Directions: Look for "below" in each line of the entries, and return the matching lines.

Record set:

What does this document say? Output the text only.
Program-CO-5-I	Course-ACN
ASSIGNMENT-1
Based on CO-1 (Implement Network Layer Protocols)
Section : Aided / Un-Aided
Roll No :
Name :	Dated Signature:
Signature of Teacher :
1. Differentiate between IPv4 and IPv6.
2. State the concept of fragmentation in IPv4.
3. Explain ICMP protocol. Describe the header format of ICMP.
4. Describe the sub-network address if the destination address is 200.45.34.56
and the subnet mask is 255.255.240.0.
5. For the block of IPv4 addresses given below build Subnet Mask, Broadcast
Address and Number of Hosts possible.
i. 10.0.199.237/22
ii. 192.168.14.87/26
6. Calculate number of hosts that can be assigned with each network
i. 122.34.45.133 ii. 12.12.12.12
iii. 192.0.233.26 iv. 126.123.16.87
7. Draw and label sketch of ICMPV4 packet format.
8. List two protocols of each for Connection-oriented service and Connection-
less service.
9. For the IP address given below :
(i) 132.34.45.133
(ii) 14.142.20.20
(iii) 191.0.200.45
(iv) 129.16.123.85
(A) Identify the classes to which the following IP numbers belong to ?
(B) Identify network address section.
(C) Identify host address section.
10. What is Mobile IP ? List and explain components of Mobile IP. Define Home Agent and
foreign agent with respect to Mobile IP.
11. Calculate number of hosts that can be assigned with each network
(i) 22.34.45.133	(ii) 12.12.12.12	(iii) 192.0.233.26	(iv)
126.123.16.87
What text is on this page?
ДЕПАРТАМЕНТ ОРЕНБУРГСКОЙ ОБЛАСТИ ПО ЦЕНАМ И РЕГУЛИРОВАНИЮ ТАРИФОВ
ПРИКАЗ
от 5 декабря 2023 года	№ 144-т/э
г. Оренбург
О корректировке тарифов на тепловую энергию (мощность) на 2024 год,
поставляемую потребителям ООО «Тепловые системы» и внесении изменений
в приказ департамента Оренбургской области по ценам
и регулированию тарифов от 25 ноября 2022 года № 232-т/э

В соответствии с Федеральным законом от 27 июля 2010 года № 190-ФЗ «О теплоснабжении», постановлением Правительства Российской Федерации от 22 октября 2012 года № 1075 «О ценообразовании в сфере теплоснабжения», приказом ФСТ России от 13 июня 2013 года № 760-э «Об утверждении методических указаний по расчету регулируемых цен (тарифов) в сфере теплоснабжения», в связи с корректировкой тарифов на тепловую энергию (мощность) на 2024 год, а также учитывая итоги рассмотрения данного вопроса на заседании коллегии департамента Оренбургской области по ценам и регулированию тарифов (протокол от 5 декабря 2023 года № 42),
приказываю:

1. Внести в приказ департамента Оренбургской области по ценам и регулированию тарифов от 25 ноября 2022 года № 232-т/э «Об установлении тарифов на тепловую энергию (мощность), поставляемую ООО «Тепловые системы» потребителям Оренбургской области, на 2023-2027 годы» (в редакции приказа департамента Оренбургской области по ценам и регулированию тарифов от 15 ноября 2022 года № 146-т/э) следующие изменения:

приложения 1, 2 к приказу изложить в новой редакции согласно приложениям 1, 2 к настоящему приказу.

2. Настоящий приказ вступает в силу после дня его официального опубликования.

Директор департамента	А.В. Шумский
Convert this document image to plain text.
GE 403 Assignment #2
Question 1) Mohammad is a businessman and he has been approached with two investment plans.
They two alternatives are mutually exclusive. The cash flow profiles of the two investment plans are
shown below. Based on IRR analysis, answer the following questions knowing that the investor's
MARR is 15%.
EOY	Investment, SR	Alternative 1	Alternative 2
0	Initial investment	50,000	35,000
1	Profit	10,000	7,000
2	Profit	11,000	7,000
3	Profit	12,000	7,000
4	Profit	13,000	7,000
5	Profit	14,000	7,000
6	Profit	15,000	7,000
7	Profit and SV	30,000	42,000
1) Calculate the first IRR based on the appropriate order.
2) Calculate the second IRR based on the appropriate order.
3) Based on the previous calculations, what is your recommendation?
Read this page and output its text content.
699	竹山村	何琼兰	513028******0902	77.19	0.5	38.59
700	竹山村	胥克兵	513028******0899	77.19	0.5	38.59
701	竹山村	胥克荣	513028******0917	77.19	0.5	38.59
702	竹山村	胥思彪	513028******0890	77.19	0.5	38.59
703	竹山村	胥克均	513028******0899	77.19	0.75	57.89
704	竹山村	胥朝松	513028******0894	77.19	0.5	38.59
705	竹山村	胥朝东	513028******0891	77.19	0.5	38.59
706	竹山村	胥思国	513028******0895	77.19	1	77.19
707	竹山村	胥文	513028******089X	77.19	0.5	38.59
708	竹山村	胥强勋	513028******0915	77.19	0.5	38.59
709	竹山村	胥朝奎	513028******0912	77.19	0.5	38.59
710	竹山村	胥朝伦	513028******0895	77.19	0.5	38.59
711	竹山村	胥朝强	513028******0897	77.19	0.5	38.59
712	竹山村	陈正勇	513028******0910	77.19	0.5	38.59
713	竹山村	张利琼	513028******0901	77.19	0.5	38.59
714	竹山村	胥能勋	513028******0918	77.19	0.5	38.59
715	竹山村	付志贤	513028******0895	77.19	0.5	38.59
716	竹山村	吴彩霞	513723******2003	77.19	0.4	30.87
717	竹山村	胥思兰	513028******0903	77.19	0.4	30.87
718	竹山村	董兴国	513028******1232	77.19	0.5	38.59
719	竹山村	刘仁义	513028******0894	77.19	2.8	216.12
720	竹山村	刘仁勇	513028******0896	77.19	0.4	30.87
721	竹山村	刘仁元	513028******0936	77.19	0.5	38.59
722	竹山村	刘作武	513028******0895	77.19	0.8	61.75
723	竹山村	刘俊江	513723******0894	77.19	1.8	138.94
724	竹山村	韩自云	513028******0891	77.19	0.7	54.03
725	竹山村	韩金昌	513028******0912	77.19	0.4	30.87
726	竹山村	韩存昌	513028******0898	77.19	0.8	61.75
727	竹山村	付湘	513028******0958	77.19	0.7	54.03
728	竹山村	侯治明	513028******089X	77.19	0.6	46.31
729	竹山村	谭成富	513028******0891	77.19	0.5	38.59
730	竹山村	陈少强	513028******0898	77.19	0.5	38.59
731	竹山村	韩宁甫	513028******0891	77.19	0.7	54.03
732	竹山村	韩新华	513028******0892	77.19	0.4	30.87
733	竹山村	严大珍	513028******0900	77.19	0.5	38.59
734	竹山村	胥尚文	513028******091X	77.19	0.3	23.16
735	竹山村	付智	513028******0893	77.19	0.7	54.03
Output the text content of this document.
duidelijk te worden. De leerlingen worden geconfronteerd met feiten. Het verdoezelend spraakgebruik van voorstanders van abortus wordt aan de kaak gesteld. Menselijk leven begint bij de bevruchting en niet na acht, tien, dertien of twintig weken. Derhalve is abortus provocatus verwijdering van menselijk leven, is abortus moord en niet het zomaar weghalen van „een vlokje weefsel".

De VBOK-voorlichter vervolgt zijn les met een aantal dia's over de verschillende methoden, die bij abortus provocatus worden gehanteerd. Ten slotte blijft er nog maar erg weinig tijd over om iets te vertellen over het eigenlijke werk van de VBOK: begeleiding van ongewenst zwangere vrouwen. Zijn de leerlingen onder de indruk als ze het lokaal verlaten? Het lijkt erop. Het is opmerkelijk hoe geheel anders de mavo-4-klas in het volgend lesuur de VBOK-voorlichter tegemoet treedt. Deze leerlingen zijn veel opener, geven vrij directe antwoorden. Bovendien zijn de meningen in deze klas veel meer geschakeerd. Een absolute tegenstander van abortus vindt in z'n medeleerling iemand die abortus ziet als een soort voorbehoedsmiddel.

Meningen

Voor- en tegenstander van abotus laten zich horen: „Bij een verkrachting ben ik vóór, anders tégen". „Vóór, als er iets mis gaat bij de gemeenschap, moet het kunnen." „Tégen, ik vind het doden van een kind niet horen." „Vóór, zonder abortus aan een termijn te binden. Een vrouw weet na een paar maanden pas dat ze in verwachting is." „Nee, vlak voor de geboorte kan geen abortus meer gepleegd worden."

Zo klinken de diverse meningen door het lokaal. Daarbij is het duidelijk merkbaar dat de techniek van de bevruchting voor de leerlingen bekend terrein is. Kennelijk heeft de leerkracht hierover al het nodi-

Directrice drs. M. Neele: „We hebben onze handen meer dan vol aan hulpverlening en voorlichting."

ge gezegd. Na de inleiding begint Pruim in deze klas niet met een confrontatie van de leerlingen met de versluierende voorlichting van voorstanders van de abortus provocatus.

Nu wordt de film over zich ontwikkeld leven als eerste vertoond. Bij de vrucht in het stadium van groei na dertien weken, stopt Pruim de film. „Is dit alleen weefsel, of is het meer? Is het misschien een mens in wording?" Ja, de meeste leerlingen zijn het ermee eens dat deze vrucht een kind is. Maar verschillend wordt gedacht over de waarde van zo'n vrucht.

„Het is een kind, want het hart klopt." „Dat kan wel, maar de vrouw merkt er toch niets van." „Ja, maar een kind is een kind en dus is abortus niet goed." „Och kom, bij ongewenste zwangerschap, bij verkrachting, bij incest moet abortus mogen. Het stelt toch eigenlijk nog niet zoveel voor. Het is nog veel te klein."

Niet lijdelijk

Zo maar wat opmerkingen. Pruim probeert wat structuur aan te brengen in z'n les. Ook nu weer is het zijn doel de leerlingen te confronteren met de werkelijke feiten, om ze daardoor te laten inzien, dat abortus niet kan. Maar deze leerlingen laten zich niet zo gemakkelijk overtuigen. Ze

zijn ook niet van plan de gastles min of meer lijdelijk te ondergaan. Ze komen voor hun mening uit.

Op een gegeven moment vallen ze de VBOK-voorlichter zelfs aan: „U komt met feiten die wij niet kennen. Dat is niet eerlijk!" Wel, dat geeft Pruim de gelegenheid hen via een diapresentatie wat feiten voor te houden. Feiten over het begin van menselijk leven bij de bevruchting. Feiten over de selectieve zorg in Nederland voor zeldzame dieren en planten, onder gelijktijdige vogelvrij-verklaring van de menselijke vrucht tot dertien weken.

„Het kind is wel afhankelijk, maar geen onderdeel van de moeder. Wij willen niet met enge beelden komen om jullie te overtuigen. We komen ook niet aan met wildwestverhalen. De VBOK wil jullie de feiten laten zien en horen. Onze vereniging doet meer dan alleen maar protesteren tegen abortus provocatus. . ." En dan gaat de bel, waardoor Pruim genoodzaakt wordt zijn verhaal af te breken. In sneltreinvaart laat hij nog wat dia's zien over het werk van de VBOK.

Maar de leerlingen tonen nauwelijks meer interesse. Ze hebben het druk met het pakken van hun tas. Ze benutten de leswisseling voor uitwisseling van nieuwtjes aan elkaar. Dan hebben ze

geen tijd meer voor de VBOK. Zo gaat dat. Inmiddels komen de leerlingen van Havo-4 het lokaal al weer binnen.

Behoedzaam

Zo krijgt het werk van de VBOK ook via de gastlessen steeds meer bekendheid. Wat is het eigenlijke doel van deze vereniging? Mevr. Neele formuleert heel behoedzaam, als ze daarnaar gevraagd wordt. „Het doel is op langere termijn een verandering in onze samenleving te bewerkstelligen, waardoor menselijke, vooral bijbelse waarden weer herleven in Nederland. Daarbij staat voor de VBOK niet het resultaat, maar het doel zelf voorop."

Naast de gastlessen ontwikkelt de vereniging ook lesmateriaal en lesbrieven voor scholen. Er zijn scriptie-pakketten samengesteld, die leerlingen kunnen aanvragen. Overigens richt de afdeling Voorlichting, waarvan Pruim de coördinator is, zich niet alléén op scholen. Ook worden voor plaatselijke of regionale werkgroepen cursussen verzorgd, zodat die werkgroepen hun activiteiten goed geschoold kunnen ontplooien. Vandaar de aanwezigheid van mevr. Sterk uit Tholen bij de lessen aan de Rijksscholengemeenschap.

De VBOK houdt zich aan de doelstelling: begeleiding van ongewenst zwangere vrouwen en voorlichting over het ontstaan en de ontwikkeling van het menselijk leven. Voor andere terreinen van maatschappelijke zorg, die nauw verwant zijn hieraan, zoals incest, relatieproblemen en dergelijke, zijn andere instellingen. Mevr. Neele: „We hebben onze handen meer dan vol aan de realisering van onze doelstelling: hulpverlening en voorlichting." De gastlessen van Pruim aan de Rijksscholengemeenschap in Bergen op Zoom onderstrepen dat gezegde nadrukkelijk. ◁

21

Response to the exercise:
5. For the block of IPv4 addresses given below build Subnet Mask, Broadcast
9. For the IP address given below :
shown below. Based on IRR analysis, answer the following questions knowing that the investor's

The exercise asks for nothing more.